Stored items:
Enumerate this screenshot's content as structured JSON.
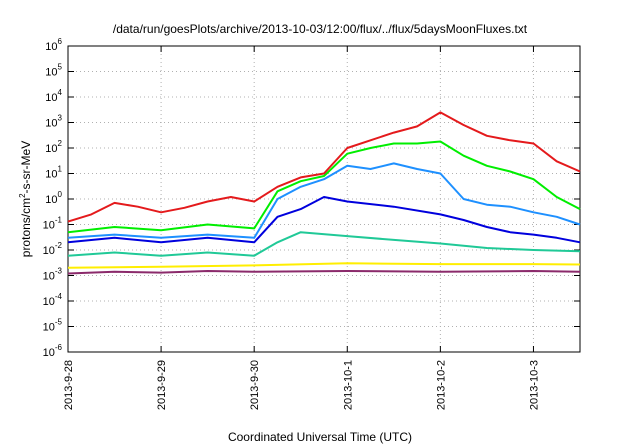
{
  "chart_data": {
    "type": "line",
    "title": "/data/run/goesPlots/archive/2013-10-03/12:00/flux/../flux/5daysMoonFluxes.txt",
    "xlabel": "Coordinated Universal Time (UTC)",
    "ylabel": "protons/cm²-s-sr-MeV",
    "yscale": "log",
    "ylim": [
      1e-06,
      1000000.0
    ],
    "xlim": [
      "2013-09-28",
      "2013-10-03T12:00"
    ],
    "x_ticks": [
      "2013-9-28",
      "2013-9-29",
      "2013-9-30",
      "2013-10-1",
      "2013-10-2",
      "2013-10-3"
    ],
    "y_ticks": [
      {
        "value": 1e-06,
        "base": "10",
        "exp": "-6"
      },
      {
        "value": 1e-05,
        "base": "10",
        "exp": "-5"
      },
      {
        "value": 0.0001,
        "base": "10",
        "exp": "-4"
      },
      {
        "value": 0.001,
        "base": "10",
        "exp": "-3"
      },
      {
        "value": 0.01,
        "base": "10",
        "exp": "-2"
      },
      {
        "value": 0.1,
        "base": "10",
        "exp": "-1"
      },
      {
        "value": 1.0,
        "base": "10",
        "exp": "0"
      },
      {
        "value": 10.0,
        "base": "10",
        "exp": "1"
      },
      {
        "value": 100.0,
        "base": "10",
        "exp": "2"
      },
      {
        "value": 1000.0,
        "base": "10",
        "exp": "3"
      },
      {
        "value": 10000.0,
        "base": "10",
        "exp": "4"
      },
      {
        "value": 100000.0,
        "base": "10",
        "exp": "5"
      },
      {
        "value": 1000000.0,
        "base": "10",
        "exp": "6"
      }
    ],
    "grid": true,
    "series": [
      {
        "color": "#e41a1c",
        "points": [
          [
            "2013-09-28T00:00",
            0.13
          ],
          [
            "2013-09-28T06:00",
            0.25
          ],
          [
            "2013-09-28T12:00",
            0.7
          ],
          [
            "2013-09-28T18:00",
            0.5
          ],
          [
            "2013-09-29T00:00",
            0.3
          ],
          [
            "2013-09-29T06:00",
            0.45
          ],
          [
            "2013-09-29T12:00",
            0.8
          ],
          [
            "2013-09-29T18:00",
            1.2
          ],
          [
            "2013-09-30T00:00",
            0.8
          ],
          [
            "2013-09-30T06:00",
            3
          ],
          [
            "2013-09-30T12:00",
            7
          ],
          [
            "2013-09-30T18:00",
            10
          ],
          [
            "2013-10-01T00:00",
            100
          ],
          [
            "2013-10-01T06:00",
            200
          ],
          [
            "2013-10-01T12:00",
            400
          ],
          [
            "2013-10-01T18:00",
            700
          ],
          [
            "2013-10-02T00:00",
            2500
          ],
          [
            "2013-10-02T06:00",
            800
          ],
          [
            "2013-10-02T12:00",
            300
          ],
          [
            "2013-10-02T18:00",
            200
          ],
          [
            "2013-10-03T00:00",
            150
          ],
          [
            "2013-10-03T06:00",
            30
          ],
          [
            "2013-10-03T12:00",
            12
          ]
        ]
      },
      {
        "color": "#00ee00",
        "points": [
          [
            "2013-09-28T00:00",
            0.05
          ],
          [
            "2013-09-28T12:00",
            0.08
          ],
          [
            "2013-09-29T00:00",
            0.06
          ],
          [
            "2013-09-29T12:00",
            0.1
          ],
          [
            "2013-09-30T00:00",
            0.07
          ],
          [
            "2013-09-30T06:00",
            2
          ],
          [
            "2013-09-30T12:00",
            5
          ],
          [
            "2013-09-30T18:00",
            8
          ],
          [
            "2013-10-01T00:00",
            60
          ],
          [
            "2013-10-01T06:00",
            100
          ],
          [
            "2013-10-01T12:00",
            150
          ],
          [
            "2013-10-01T18:00",
            150
          ],
          [
            "2013-10-02T00:00",
            180
          ],
          [
            "2013-10-02T06:00",
            50
          ],
          [
            "2013-10-02T12:00",
            20
          ],
          [
            "2013-10-02T18:00",
            12
          ],
          [
            "2013-10-03T00:00",
            6
          ],
          [
            "2013-10-03T06:00",
            1.2
          ],
          [
            "2013-10-03T12:00",
            0.4
          ]
        ]
      },
      {
        "color": "#1e90ff",
        "points": [
          [
            "2013-09-28T00:00",
            0.03
          ],
          [
            "2013-09-28T12:00",
            0.04
          ],
          [
            "2013-09-29T00:00",
            0.03
          ],
          [
            "2013-09-29T12:00",
            0.04
          ],
          [
            "2013-09-30T00:00",
            0.03
          ],
          [
            "2013-09-30T06:00",
            1
          ],
          [
            "2013-09-30T12:00",
            3
          ],
          [
            "2013-09-30T18:00",
            6
          ],
          [
            "2013-10-01T00:00",
            20
          ],
          [
            "2013-10-01T06:00",
            15
          ],
          [
            "2013-10-01T12:00",
            25
          ],
          [
            "2013-10-01T18:00",
            15
          ],
          [
            "2013-10-02T00:00",
            10
          ],
          [
            "2013-10-02T06:00",
            1
          ],
          [
            "2013-10-02T12:00",
            0.6
          ],
          [
            "2013-10-02T18:00",
            0.5
          ],
          [
            "2013-10-03T00:00",
            0.3
          ],
          [
            "2013-10-03T06:00",
            0.2
          ],
          [
            "2013-10-03T12:00",
            0.1
          ]
        ]
      },
      {
        "color": "#0000dd",
        "points": [
          [
            "2013-09-28T00:00",
            0.02
          ],
          [
            "2013-09-28T12:00",
            0.03
          ],
          [
            "2013-09-29T00:00",
            0.02
          ],
          [
            "2013-09-29T12:00",
            0.03
          ],
          [
            "2013-09-30T00:00",
            0.02
          ],
          [
            "2013-09-30T06:00",
            0.2
          ],
          [
            "2013-09-30T12:00",
            0.4
          ],
          [
            "2013-09-30T18:00",
            1.2
          ],
          [
            "2013-10-01T00:00",
            0.8
          ],
          [
            "2013-10-01T12:00",
            0.5
          ],
          [
            "2013-10-02T00:00",
            0.25
          ],
          [
            "2013-10-02T06:00",
            0.15
          ],
          [
            "2013-10-02T12:00",
            0.08
          ],
          [
            "2013-10-02T18:00",
            0.05
          ],
          [
            "2013-10-03T00:00",
            0.04
          ],
          [
            "2013-10-03T06:00",
            0.03
          ],
          [
            "2013-10-03T12:00",
            0.02
          ]
        ]
      },
      {
        "color": "#20c997",
        "points": [
          [
            "2013-09-28T00:00",
            0.006
          ],
          [
            "2013-09-28T12:00",
            0.008
          ],
          [
            "2013-09-29T00:00",
            0.006
          ],
          [
            "2013-09-29T12:00",
            0.008
          ],
          [
            "2013-09-30T00:00",
            0.006
          ],
          [
            "2013-09-30T06:00",
            0.02
          ],
          [
            "2013-09-30T12:00",
            0.05
          ],
          [
            "2013-10-01T00:00",
            0.035
          ],
          [
            "2013-10-01T12:00",
            0.025
          ],
          [
            "2013-10-02T00:00",
            0.018
          ],
          [
            "2013-10-02T12:00",
            0.012
          ],
          [
            "2013-10-03T00:00",
            0.01
          ],
          [
            "2013-10-03T12:00",
            0.009
          ]
        ]
      },
      {
        "color": "#ffee00",
        "points": [
          [
            "2013-09-28T00:00",
            0.002
          ],
          [
            "2013-09-29T00:00",
            0.0022
          ],
          [
            "2013-09-30T00:00",
            0.0025
          ],
          [
            "2013-10-01T00:00",
            0.003
          ],
          [
            "2013-10-02T00:00",
            0.0028
          ],
          [
            "2013-10-03T00:00",
            0.0028
          ],
          [
            "2013-10-03T12:00",
            0.0027
          ]
        ]
      },
      {
        "color": "#8b2a6b",
        "points": [
          [
            "2013-09-28T00:00",
            0.0012
          ],
          [
            "2013-09-28T12:00",
            0.0014
          ],
          [
            "2013-09-29T00:00",
            0.0013
          ],
          [
            "2013-09-29T12:00",
            0.0015
          ],
          [
            "2013-09-30T00:00",
            0.0014
          ],
          [
            "2013-10-01T00:00",
            0.0015
          ],
          [
            "2013-10-02T00:00",
            0.0014
          ],
          [
            "2013-10-03T00:00",
            0.0015
          ],
          [
            "2013-10-03T12:00",
            0.0014
          ]
        ]
      }
    ]
  }
}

**What you have to do:**
Filter the records above and return every line that holds the word "color".

**Correct result:**
        "color": "#e41a1c",
        "color": "#00ee00",
        "color": "#1e90ff",
        "color": "#0000dd",
        "color": "#20c997",
        "color": "#ffee00",
        "color": "#8b2a6b",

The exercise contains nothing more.